#### [Rows from a figure dataset]
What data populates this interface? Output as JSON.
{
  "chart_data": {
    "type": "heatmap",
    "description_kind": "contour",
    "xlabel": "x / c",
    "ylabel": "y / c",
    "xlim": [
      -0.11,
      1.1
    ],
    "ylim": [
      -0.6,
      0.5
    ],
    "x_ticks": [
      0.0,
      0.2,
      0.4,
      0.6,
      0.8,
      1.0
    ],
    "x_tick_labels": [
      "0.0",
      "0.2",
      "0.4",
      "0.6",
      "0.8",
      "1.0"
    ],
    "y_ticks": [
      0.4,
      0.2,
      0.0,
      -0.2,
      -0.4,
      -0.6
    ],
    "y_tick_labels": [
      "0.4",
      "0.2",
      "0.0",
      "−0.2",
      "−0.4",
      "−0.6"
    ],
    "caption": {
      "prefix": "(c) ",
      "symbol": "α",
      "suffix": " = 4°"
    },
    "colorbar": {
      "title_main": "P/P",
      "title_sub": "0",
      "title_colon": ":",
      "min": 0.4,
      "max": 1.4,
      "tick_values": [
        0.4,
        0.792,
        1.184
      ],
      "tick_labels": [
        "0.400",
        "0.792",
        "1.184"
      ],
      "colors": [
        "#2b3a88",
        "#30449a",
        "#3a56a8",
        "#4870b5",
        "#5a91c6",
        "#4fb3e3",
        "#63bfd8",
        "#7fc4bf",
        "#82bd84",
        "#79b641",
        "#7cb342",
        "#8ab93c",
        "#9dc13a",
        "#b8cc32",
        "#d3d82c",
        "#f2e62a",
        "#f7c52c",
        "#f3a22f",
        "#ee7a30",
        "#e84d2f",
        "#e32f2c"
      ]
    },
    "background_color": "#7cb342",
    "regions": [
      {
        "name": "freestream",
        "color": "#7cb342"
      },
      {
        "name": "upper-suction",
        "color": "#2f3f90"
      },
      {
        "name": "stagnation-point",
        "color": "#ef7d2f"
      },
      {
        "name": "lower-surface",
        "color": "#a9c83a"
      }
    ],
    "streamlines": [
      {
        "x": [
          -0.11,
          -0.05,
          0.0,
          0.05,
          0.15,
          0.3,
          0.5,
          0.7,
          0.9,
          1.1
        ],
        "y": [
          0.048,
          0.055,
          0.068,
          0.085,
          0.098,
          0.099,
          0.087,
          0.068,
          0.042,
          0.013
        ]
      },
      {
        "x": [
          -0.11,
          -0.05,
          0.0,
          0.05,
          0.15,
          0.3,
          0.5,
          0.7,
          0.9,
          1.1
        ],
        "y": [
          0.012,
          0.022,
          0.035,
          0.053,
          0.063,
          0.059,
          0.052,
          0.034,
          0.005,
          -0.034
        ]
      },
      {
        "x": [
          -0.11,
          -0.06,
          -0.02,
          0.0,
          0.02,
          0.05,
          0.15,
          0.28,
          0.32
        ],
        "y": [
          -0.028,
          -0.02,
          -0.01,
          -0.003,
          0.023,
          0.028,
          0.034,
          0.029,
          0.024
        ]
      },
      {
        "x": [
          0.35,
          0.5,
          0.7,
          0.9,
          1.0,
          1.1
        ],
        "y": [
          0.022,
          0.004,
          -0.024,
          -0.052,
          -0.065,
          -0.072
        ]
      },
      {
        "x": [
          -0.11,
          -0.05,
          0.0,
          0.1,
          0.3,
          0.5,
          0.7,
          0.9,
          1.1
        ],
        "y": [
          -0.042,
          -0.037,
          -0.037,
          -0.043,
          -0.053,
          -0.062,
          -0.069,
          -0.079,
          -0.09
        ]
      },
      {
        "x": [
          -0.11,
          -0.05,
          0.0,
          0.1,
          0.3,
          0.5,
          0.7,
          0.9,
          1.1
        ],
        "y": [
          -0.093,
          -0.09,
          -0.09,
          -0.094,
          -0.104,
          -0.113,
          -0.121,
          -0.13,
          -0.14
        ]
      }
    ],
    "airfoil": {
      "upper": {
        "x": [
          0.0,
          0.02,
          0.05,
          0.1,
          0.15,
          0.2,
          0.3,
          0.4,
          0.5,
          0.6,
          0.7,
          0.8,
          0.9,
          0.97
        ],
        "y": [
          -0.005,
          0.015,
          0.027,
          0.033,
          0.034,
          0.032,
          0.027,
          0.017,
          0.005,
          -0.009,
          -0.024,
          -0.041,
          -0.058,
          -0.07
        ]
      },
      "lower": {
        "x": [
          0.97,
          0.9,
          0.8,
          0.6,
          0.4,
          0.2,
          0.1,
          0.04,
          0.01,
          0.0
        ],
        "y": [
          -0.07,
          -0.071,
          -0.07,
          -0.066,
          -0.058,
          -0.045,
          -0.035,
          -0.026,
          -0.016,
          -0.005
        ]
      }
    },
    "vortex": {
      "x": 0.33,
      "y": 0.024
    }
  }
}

#### [Requirement]
Above are lines of data; state how many of them contain the word "name", with no other output.

#### [Solution to this problem]
4